---------- AVAILABLE RECORDS ----------

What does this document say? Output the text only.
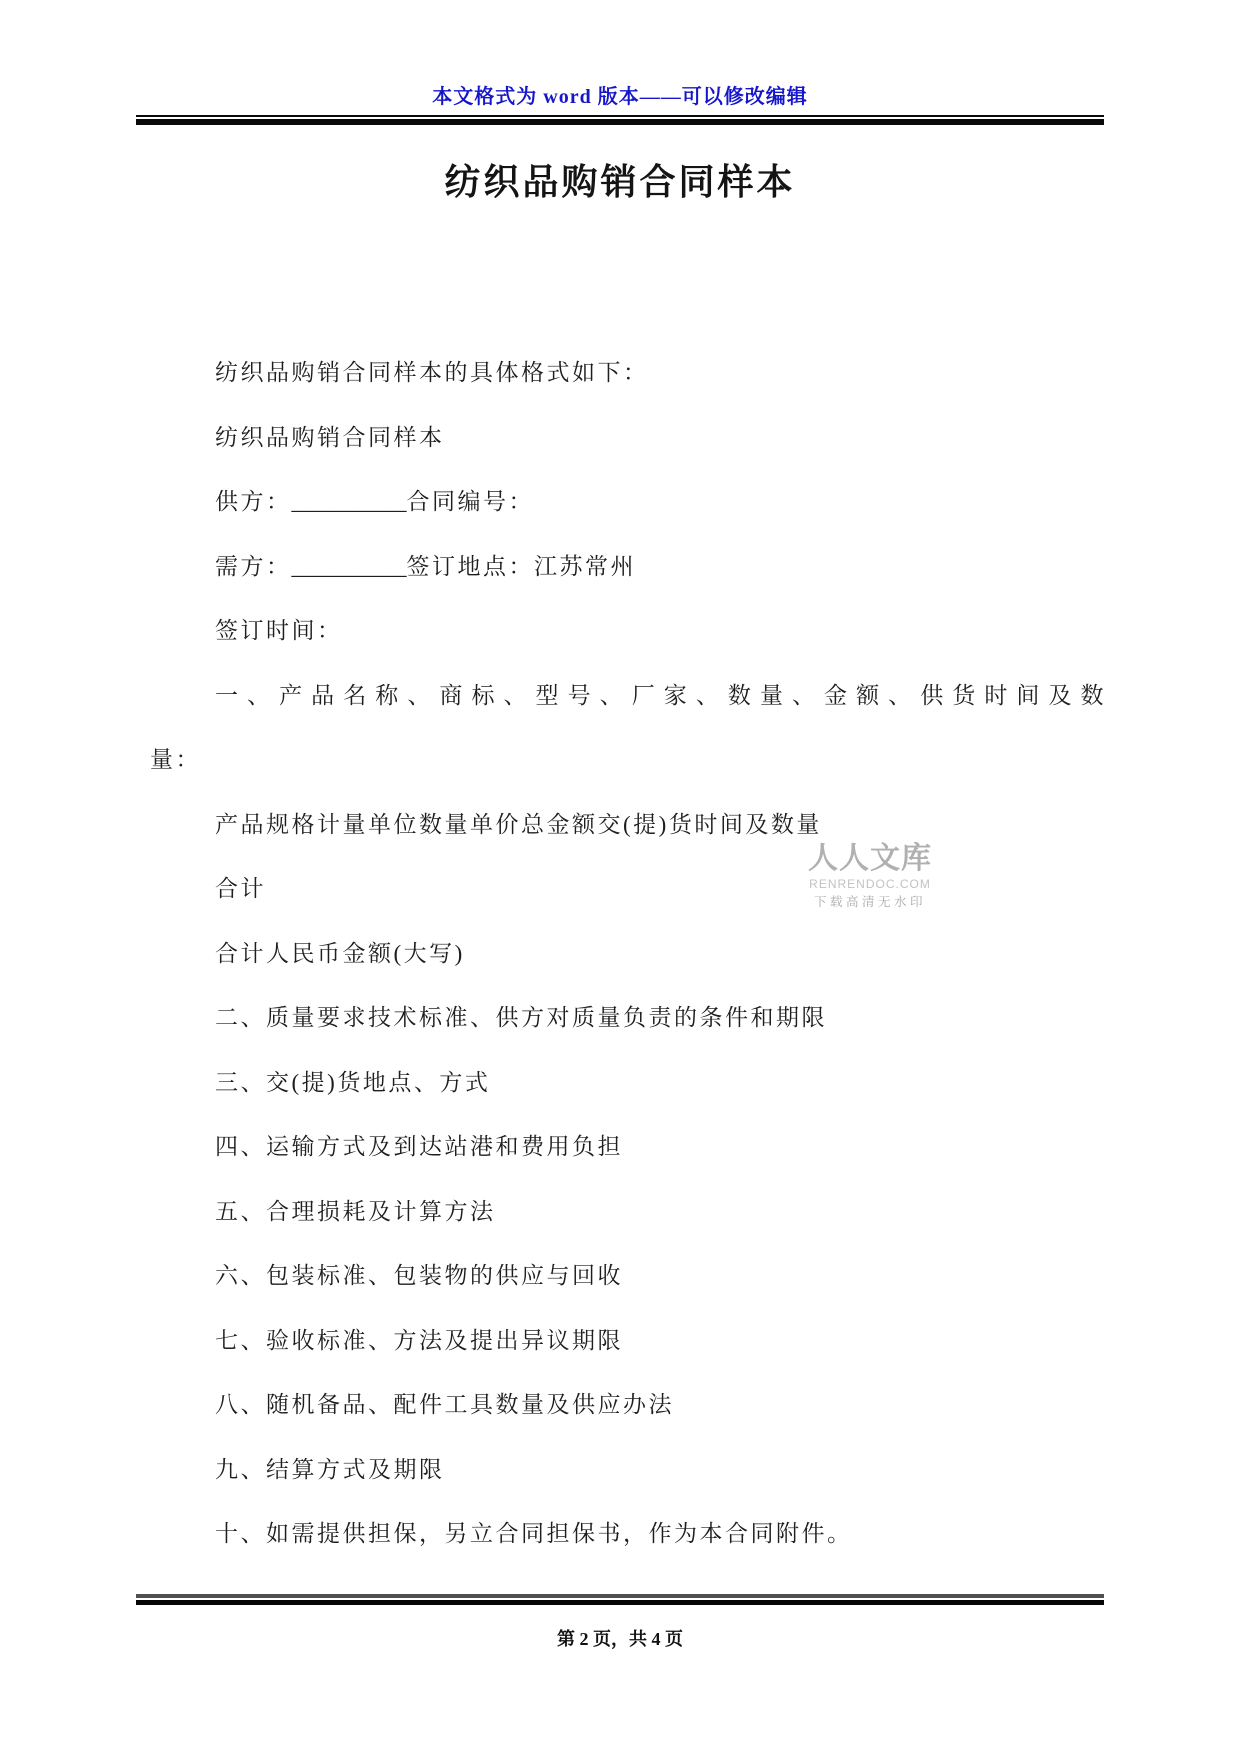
本文格式为 word 版本——可以修改编辑
纺织品购销合同样本
纺织品购销合同样本的具体格式如下：
纺织品购销合同样本
供方：__________合同编号：
需方：__________签订地点：江苏常州
签订时间：
一、产品名称、商标、型号、厂家、数量、金额、供货时间及数
量：
产品规格计量单位数量单价总金额交(提)货时间及数量
合计
合计人民币金额(大写)
二、质量要求技术标准、供方对质量负责的条件和期限
三、交(提)货地点、方式
四、运输方式及到达站港和费用负担
五、合理损耗及计算方法
六、包装标准、包装物的供应与回收
七、验收标准、方法及提出异议期限
八、随机备品、配件工具数量及供应办法
九、结算方式及期限
十、如需提供担保，另立合同担保书，作为本合同附件。
人人文库
RENRENDOC.COM
下载高清无水印
第 2 页，共 4 页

----------

*YOUR OBJECTIVE*
The records above need to be given again exactly. Omit the pictures.

*WRITTEN ANSWER*
What does this document say? Output the text only.
本文格式为 word 版本——可以修改编辑
纺织品购销合同样本
纺织品购销合同样本的具体格式如下：
纺织品购销合同样本
供方：__________合同编号：
需方：__________签订地点：江苏常州
签订时间：
一、产品名称、商标、型号、厂家、数量、金额、供货时间及数
量：
产品规格计量单位数量单价总金额交(提)货时间及数量
合计
合计人民币金额(大写)
二、质量要求技术标准、供方对质量负责的条件和期限
三、交(提)货地点、方式
四、运输方式及到达站港和费用负担
五、合理损耗及计算方法
六、包装标准、包装物的供应与回收
七、验收标准、方法及提出异议期限
八、随机备品、配件工具数量及供应办法
九、结算方式及期限
十、如需提供担保，另立合同担保书，作为本合同附件。
人人文库
RENRENDOC.COM
下载高清无水印
第 2 页，共 4 页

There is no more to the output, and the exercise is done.